TESTO FORNITO:
++++++++++++++++++++

Oggi ricorre l’anniversario della morte di Albino Luciani, “Papa Giovanni Paolo I”, il Papa con il sorriso.

 

Egli nacque a Belluno nel 1912: nel 1935 fu ordinato diacono prima e presbitero poi, divenendo cappellano nella parrocchia del suo paese natale.

Il suo sorriso buono, i suoi modi garbati e gentili, la sua voce dolce sono ricordati da tutti, insieme alle sue parole, all’umiltà, alla saggezza di un Papa, la cui morte, avvenuta il 28 settembre del 1978, raggelò il mondo, ponendo fine al pontificato, dopo soli 33 giorni.

La morte inattesa e improvvisa del Papa “con il sorriso” ha fatto tanto scalpore al punto da esser avvolta da un vero e proprio velo di mistero: agli atti il Papa sarebbe deceduto a causa di un infarto, eppure alcuni sostengono si sia trattato di un complotto.

Nonostante il breve periodo di pontificato, papa Giovanni Paolo I viene ricordato con profondo affetto dai fedeli. “Il sorriso di Dio” non si è spento con la morte terrena.

Era sera in piazza San Pietro, quando, dal comignolo che sovrasta la Cappella Sistina, uscì, per la seconda volta quel giorno, il fumo. Sembrava bianco, poi, tra lo stupore generale, diventò nero e, subito dopo, grigio.

Poi il suono del campanone della basilica e l’annuncio del cardinale Pericle Felici:” Habemus Papam.”
Albino Luciani scelse di chiamarsi con i nomi dei suoi due predecessori, Giovanni XXIII e Paolo VI, come dirà lui stesso il giorno dopo affacciandosi sempre dalla loggia centrale della basilica per l’Angelus.

++++++++++++++++++++

DATI FORNITI:
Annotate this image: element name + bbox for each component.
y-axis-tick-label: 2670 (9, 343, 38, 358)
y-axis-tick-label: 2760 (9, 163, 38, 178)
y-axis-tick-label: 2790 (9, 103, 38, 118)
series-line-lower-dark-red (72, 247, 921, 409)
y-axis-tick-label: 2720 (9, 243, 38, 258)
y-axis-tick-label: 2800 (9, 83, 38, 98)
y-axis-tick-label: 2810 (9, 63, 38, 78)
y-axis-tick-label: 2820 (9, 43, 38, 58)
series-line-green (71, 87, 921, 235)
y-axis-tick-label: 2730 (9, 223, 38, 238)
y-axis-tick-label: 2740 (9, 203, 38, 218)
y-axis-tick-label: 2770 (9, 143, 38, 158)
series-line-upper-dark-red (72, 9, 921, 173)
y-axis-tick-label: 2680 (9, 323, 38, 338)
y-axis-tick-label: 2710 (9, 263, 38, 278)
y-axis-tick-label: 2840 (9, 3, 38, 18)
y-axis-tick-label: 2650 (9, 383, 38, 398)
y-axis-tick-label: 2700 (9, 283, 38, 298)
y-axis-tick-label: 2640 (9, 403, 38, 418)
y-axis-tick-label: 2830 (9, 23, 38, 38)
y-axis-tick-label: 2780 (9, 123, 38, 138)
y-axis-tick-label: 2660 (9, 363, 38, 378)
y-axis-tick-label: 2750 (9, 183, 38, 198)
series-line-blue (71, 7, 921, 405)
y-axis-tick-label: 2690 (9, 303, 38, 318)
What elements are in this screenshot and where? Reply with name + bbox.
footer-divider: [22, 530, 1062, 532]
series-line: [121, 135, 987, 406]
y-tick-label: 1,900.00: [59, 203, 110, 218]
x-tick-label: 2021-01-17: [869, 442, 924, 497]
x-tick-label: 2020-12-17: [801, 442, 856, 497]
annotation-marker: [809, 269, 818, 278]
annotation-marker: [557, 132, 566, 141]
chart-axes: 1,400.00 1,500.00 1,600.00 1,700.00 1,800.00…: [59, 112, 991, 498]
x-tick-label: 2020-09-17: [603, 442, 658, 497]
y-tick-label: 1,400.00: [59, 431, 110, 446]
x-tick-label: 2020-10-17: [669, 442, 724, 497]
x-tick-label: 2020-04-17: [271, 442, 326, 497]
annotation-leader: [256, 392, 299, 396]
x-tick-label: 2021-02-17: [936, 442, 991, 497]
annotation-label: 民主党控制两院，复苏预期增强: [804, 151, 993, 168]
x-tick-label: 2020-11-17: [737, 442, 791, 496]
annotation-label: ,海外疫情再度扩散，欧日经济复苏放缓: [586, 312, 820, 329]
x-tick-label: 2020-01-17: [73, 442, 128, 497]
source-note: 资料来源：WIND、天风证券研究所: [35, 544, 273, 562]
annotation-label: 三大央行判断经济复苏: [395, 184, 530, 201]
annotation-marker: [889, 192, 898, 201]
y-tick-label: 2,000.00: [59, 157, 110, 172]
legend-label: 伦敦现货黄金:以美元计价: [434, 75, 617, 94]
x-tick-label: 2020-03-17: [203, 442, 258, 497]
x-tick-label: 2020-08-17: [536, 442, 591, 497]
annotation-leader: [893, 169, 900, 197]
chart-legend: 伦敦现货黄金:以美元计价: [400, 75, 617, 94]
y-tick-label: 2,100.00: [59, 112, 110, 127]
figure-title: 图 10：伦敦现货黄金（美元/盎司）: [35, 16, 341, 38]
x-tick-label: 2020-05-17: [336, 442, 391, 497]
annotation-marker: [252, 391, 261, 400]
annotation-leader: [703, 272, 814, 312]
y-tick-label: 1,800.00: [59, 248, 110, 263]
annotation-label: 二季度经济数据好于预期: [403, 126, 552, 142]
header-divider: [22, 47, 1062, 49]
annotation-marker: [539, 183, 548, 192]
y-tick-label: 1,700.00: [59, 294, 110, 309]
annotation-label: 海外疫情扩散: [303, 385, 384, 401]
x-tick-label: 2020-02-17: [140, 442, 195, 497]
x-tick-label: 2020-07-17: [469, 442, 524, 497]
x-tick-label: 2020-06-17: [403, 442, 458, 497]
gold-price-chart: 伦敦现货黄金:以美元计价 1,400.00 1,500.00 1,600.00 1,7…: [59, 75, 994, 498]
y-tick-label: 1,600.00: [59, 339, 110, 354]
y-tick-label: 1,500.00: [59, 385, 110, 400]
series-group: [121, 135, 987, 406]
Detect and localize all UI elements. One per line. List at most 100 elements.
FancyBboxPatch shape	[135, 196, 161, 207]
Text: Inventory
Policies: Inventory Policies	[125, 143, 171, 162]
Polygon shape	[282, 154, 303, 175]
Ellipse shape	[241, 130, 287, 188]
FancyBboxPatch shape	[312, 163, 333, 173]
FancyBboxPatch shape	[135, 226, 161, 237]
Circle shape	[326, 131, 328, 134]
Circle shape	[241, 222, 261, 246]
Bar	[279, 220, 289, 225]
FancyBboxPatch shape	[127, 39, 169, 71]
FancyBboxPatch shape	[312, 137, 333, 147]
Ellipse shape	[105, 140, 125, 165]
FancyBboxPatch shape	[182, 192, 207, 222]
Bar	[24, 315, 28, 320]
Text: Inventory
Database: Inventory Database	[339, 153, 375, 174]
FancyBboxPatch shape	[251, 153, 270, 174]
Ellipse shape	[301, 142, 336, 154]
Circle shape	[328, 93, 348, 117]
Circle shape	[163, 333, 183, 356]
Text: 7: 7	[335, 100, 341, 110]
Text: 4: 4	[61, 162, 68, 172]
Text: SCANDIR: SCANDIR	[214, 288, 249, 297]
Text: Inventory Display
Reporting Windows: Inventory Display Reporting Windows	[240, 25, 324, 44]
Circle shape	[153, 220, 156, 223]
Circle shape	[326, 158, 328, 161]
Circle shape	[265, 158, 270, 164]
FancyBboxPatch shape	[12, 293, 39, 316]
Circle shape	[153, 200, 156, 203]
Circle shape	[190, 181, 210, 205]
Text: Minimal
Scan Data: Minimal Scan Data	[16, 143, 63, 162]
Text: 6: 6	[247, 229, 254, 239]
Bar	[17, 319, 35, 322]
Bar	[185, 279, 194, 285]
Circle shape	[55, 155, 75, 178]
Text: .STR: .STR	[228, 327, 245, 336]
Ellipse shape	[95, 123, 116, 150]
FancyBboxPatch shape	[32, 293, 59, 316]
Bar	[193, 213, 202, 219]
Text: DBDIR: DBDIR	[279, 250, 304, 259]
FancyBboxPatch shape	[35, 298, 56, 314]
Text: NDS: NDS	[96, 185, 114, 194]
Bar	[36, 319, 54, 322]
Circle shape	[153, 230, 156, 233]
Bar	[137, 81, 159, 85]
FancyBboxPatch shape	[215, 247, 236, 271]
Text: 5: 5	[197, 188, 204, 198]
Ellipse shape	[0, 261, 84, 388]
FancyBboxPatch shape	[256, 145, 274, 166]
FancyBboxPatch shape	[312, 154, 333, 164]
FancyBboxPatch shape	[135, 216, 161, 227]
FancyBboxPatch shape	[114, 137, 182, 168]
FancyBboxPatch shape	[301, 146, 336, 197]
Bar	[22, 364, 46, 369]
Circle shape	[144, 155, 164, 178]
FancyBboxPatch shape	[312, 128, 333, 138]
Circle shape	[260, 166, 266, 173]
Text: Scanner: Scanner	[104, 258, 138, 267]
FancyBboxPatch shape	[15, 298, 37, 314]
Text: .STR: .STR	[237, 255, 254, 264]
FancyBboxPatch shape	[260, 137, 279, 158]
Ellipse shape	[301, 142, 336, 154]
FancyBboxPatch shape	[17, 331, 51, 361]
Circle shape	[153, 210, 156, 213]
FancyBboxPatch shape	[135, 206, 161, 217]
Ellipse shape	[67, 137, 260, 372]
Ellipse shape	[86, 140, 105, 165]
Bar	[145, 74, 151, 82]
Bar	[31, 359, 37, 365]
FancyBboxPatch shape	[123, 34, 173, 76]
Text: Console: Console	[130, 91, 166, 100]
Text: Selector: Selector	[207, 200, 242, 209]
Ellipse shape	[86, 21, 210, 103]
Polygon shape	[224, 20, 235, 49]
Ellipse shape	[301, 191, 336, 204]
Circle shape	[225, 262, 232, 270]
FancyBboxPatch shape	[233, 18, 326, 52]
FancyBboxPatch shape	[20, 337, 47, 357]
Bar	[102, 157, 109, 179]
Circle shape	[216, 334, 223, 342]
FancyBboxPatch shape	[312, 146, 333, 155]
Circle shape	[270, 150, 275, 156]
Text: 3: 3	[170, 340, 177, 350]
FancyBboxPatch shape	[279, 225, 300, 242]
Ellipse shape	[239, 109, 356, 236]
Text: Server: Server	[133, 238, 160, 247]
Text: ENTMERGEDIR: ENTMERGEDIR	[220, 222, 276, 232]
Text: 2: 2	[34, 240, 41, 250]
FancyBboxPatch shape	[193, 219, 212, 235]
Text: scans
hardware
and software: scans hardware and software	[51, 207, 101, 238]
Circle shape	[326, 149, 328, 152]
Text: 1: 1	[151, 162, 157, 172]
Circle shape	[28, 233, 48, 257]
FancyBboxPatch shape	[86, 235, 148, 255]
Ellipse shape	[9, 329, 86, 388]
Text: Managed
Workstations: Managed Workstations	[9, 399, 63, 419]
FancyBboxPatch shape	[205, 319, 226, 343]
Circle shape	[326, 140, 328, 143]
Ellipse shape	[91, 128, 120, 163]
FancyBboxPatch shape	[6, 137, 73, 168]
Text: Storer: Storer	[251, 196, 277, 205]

++++++++++++++++++++

DA FARE:
a - Trascrivi dal testo su papa Giovanni Paolo I il brano che va da "Nonostante il breve" fino a "basilica per l’Angelus." compreso.
b - Secondo il testo su papa Giovanni Paolo I, in quale città e in quale anno nacque Albino Luciani?

RISULTATI PER COMPITO:
a -
Nonostante il breve periodo di pontificato, papa Giovanni Paolo I viene ricordato con profondo affetto dai fedeli. “Il sorriso di Dio” non si è spento con la morte terrena.

Era sera in piazza San Pietro, quando, dal comignolo che sovrasta la Cappella Sistina, uscì, per la seconda volta quel giorno, il fumo. Sembrava bianco, poi, tra lo stupore generale, diventò nero e, subito dopo, grigio.

Poi il suono del campanone della basilica e l’annuncio del cardinale Pericle Felici:” Habemus Papam.”
Albino Luciani scelse di chiamarsi con i nomi dei suoi due predecessori, Giovanni XXIII e Paolo VI, come dirà lui stesso il giorno dopo affacciandosi sempre dalla loggia centrale della basilica per l’Angelus.

b - A Belluno, nel 1912.